(Entries taken from a collection)
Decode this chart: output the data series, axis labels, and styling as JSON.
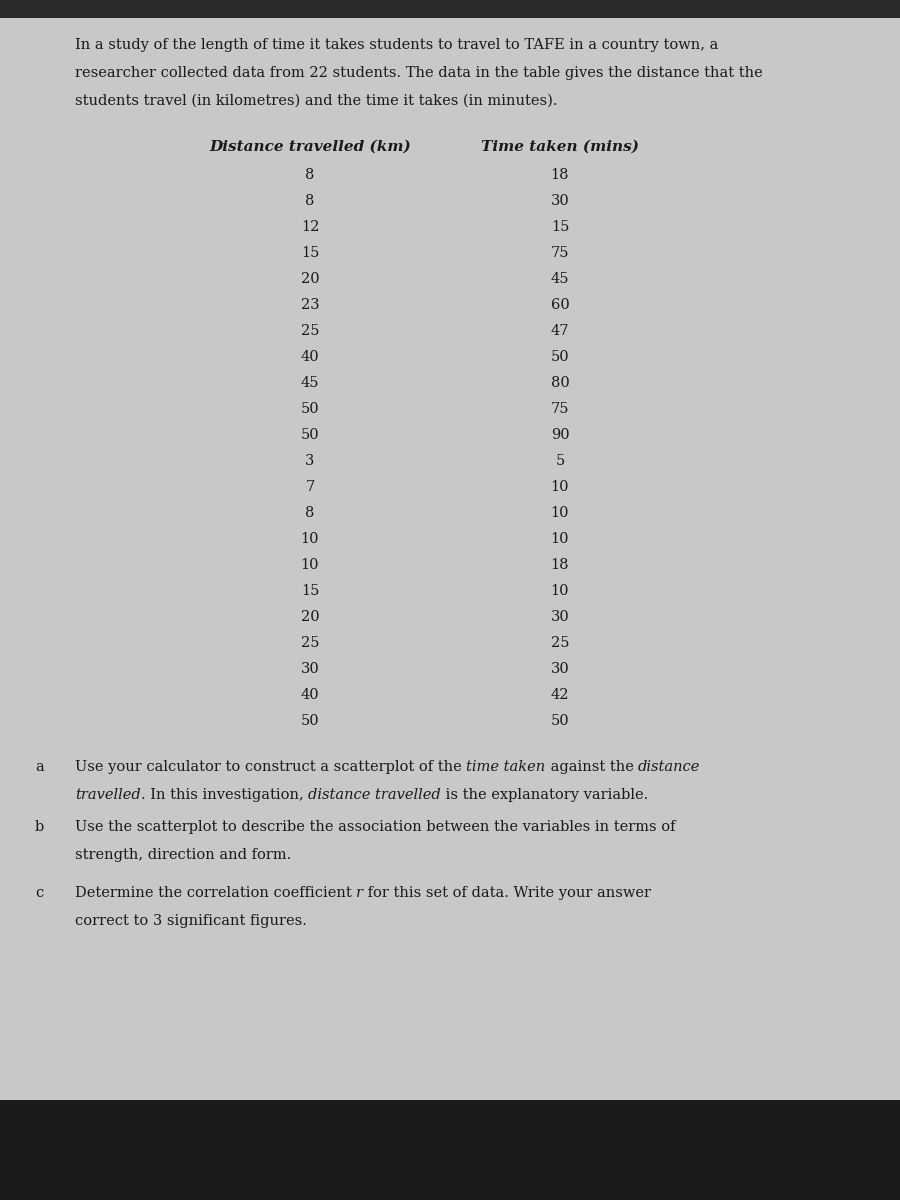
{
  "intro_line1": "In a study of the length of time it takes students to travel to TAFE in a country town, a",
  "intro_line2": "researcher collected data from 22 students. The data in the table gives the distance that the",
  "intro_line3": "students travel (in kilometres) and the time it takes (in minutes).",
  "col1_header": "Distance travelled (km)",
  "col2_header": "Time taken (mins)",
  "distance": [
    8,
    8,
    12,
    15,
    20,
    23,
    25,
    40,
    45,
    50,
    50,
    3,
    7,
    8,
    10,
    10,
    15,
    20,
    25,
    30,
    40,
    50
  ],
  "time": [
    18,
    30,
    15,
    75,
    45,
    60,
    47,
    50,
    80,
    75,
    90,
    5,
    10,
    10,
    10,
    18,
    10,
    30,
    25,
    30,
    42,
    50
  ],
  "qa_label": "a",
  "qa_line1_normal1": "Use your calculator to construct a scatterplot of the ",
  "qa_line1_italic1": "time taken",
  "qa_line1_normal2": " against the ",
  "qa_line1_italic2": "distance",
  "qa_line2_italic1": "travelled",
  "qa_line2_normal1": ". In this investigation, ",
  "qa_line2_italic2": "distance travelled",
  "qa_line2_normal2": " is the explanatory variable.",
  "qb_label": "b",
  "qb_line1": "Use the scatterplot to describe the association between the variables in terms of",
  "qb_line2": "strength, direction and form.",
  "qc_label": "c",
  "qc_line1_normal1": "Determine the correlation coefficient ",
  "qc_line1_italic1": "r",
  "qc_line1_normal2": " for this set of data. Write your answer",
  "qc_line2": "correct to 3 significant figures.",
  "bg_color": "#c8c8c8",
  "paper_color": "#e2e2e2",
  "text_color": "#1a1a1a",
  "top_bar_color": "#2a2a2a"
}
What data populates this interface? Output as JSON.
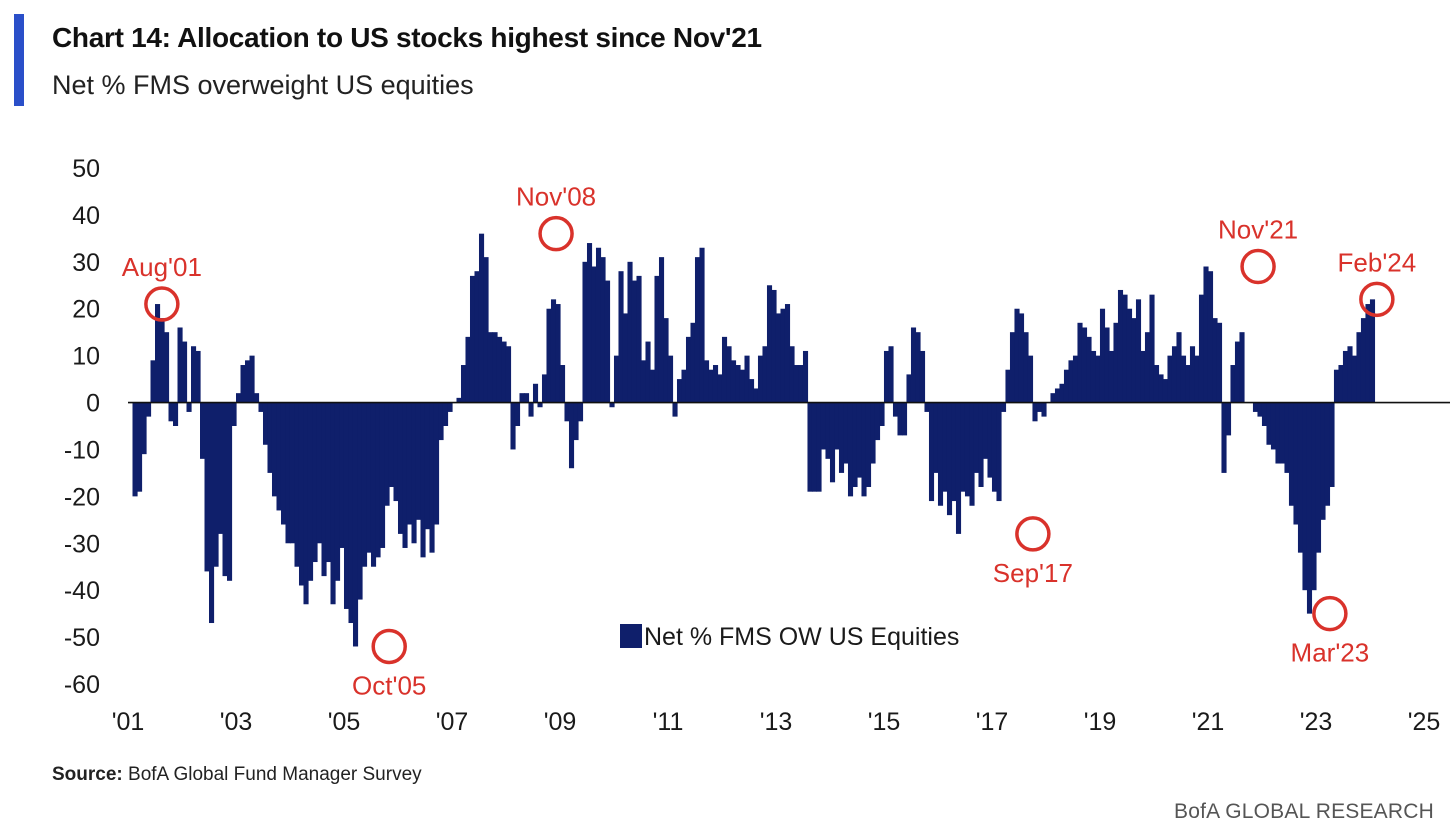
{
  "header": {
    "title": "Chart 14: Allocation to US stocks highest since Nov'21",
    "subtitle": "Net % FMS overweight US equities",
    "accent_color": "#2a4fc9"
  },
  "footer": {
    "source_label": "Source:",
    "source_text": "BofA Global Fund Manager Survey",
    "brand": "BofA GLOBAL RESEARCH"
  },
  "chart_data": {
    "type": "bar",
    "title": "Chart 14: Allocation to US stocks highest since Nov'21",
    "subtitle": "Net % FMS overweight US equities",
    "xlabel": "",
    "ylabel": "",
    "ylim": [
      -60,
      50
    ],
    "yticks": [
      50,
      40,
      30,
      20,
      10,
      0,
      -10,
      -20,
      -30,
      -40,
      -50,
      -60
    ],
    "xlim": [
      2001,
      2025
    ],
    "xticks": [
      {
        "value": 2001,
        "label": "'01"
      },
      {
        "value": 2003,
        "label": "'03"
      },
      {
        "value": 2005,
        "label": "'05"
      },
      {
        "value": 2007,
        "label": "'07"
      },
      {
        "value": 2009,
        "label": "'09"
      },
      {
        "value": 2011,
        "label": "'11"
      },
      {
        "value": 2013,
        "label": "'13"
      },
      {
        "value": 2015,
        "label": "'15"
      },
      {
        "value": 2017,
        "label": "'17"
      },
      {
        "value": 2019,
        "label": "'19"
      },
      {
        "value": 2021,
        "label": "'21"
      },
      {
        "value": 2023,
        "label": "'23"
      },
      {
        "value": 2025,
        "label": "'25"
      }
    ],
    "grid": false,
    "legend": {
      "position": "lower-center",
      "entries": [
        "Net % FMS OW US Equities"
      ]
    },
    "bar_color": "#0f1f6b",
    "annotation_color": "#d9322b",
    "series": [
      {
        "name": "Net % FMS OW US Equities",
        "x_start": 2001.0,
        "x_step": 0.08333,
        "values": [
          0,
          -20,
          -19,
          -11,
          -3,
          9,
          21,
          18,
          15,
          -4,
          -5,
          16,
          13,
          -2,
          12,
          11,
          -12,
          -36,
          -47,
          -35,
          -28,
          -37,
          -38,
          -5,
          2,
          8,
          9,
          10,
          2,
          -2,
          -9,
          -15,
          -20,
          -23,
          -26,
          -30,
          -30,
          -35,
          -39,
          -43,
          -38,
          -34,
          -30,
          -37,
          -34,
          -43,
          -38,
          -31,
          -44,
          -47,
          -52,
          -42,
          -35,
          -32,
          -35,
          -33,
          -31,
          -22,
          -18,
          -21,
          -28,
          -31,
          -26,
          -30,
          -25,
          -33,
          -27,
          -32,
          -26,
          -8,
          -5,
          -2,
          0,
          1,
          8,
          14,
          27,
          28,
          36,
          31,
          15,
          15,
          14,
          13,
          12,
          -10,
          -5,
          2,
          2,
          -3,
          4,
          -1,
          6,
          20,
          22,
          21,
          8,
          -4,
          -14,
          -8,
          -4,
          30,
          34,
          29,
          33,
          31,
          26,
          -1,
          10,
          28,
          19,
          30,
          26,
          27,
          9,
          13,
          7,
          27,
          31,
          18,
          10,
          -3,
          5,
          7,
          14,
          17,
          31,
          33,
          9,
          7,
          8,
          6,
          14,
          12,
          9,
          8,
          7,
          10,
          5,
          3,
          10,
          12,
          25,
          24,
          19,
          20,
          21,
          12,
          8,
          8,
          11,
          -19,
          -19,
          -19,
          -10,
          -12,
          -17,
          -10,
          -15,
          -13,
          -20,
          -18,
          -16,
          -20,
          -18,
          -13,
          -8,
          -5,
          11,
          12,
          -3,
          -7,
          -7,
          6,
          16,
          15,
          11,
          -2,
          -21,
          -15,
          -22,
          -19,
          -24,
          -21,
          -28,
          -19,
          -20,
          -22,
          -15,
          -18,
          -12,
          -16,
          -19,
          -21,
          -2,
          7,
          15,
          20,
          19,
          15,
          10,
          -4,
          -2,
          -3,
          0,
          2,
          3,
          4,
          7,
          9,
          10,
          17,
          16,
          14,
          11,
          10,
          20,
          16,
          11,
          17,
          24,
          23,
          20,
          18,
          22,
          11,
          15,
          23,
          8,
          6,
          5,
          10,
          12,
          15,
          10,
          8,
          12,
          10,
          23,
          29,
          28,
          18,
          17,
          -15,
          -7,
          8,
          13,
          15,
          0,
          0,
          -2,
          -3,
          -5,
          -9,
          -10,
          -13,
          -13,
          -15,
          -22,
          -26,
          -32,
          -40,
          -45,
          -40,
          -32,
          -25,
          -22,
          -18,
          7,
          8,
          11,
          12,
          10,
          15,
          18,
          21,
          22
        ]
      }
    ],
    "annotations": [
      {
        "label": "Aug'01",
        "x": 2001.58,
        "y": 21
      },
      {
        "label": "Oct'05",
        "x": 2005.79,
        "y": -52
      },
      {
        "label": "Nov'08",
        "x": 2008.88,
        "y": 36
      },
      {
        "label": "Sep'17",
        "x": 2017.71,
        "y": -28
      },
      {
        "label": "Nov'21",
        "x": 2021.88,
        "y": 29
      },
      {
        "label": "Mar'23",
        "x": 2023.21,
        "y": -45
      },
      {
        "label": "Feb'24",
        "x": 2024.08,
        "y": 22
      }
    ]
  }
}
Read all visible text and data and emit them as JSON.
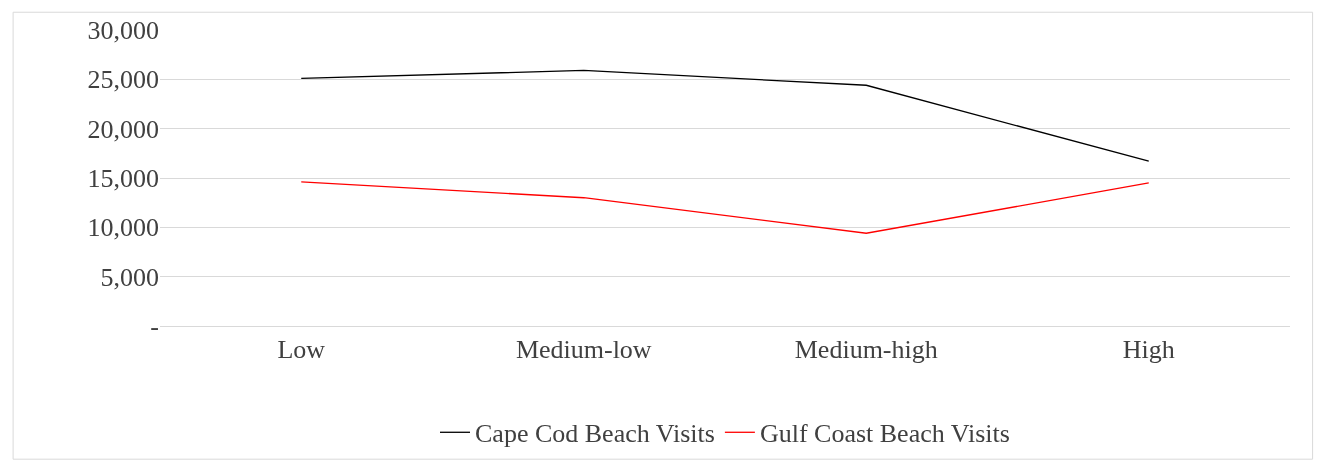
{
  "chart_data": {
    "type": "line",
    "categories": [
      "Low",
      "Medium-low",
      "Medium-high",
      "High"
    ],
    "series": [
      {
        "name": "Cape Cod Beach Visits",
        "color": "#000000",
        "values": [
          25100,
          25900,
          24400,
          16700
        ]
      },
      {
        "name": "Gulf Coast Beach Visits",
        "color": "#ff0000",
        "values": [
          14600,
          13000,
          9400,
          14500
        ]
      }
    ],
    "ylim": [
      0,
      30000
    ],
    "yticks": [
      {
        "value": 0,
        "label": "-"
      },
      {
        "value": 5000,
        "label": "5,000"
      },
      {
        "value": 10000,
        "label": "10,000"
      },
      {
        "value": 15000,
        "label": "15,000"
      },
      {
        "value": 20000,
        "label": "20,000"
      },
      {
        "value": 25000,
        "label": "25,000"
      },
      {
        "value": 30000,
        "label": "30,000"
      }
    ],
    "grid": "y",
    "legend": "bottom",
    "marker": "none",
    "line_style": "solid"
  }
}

Exercise objective: Copy every line from the entries that contains the word "Beach".

Answer for this exercise:
        "name": "Cape Cod Beach Visits",
        "name": "Gulf Coast Beach Visits",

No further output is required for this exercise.